Records from a data collection:
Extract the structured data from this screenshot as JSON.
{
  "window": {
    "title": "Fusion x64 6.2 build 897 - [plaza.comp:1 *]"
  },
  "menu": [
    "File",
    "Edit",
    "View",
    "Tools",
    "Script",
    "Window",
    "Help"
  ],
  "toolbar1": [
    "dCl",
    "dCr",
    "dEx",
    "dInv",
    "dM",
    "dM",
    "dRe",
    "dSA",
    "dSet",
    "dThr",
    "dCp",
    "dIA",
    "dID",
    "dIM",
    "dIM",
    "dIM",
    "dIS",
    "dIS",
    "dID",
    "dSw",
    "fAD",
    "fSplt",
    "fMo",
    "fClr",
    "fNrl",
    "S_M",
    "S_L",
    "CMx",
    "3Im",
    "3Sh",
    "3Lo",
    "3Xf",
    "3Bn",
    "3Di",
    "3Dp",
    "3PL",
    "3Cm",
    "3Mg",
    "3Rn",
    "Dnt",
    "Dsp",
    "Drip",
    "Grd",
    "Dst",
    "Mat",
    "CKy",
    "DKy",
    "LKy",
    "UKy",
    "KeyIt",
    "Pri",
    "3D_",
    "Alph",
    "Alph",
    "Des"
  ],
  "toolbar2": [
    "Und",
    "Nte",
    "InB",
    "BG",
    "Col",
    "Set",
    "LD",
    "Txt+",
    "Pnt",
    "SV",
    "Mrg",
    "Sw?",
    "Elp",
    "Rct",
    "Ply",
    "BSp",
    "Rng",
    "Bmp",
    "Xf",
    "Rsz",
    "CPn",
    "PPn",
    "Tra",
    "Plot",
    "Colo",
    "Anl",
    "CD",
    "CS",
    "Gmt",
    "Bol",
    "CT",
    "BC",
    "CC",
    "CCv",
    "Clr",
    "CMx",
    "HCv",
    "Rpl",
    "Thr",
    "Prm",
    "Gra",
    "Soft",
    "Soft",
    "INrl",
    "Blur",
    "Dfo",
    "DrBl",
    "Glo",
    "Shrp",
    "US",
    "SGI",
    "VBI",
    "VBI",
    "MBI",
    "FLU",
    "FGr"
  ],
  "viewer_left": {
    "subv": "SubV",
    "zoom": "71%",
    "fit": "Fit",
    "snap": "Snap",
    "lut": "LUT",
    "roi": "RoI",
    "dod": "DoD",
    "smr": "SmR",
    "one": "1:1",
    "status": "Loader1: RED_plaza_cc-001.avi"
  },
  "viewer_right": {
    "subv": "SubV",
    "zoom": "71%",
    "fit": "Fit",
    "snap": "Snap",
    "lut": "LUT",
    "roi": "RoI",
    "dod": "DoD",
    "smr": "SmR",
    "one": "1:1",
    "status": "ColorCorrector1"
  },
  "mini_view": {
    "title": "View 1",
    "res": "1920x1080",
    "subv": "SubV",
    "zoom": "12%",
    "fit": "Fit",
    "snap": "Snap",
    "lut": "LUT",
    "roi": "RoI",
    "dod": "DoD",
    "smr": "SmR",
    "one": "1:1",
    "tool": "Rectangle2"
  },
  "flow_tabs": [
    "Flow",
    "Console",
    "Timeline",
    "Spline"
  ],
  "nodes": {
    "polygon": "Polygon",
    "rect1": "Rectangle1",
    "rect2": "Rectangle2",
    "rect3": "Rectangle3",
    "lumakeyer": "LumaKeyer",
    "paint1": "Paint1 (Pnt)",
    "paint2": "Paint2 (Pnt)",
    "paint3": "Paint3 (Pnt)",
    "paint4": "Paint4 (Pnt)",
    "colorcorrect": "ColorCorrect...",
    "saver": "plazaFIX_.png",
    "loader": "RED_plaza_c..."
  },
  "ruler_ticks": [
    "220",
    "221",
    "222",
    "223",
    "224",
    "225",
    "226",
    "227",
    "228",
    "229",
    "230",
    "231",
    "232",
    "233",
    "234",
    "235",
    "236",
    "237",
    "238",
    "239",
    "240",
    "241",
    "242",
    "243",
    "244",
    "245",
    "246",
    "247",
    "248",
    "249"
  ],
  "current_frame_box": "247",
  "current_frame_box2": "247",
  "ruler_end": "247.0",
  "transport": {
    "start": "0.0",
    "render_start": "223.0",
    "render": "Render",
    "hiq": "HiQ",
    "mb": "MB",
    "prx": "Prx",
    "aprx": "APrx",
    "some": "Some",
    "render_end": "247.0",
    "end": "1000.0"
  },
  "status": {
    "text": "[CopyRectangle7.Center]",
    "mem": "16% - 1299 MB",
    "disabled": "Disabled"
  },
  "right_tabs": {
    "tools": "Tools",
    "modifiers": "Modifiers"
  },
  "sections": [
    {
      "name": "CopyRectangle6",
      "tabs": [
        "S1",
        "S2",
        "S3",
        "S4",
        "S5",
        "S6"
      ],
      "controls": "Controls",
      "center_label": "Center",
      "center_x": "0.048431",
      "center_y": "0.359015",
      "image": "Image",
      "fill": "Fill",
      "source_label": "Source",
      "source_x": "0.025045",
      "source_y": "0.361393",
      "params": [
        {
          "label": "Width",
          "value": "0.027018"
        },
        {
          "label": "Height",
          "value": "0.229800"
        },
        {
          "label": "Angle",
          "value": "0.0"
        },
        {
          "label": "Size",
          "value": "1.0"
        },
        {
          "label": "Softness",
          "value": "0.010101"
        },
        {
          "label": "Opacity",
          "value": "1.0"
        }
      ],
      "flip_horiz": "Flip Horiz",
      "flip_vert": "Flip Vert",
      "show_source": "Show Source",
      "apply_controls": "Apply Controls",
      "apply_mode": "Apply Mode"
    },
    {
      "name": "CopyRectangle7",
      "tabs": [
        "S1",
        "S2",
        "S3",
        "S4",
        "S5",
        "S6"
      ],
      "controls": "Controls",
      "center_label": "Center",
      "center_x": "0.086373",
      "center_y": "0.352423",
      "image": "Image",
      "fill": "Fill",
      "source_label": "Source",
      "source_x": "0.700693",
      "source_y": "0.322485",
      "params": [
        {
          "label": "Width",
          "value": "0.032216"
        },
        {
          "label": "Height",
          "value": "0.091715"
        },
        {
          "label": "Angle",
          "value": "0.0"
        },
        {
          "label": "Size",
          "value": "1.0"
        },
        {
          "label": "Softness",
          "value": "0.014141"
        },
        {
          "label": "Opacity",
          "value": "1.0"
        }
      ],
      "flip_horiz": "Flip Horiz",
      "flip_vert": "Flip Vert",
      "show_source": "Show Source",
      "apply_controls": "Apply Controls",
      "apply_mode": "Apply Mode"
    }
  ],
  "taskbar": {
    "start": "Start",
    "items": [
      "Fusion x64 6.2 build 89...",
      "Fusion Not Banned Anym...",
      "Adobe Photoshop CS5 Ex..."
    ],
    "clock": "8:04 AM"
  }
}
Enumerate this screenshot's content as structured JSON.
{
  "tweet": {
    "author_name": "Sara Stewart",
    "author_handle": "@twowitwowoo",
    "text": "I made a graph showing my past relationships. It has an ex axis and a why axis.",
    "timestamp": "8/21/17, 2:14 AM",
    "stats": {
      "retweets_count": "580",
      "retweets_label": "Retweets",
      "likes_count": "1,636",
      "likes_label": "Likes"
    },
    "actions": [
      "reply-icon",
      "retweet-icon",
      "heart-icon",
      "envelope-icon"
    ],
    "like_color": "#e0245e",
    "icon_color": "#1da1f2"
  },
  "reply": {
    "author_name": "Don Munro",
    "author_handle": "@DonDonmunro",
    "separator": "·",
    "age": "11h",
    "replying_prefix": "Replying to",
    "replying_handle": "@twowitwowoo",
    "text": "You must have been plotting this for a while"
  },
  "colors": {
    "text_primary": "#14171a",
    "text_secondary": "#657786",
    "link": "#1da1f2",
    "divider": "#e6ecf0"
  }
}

Problem to solve: Lines containing the word "screenshot" must all be returned from the material above.

Answer for this exercise:
Extract the structured data from this screenshot as JSON.
Enumerate this screenshot's content as structured JSON.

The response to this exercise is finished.